======== Recorded information
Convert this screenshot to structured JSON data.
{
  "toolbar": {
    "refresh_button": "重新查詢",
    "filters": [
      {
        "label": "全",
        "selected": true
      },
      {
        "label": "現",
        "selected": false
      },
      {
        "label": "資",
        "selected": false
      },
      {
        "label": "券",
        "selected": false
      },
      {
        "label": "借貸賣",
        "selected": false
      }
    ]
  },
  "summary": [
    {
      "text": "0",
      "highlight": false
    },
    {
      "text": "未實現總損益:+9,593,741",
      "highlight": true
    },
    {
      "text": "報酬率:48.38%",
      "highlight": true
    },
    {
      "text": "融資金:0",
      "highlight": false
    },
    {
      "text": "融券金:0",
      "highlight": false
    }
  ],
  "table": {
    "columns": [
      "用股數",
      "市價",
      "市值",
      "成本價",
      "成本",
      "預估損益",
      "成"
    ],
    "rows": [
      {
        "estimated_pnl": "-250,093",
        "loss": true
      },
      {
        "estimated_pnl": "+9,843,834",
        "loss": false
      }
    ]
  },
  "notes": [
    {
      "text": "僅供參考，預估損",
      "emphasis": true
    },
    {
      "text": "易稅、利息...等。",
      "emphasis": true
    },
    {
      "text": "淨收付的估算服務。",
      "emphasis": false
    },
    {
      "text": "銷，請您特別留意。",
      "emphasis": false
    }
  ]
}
================
Exercise directions: Scan the lines for the string "text". Pick out every line that has it.

Response for this exercise:
      "text": "0",
      "text": "未實現總損益:+9,593,741",
      "text": "報酬率:48.38%",
      "text": "融資金:0",
      "text": "融券金:0",
      "text": "僅供參考，預估損",
      "text": "易稅、利息...等。",
      "text": "淨收付的估算服務。",
      "text": "銷，請您特別留意。",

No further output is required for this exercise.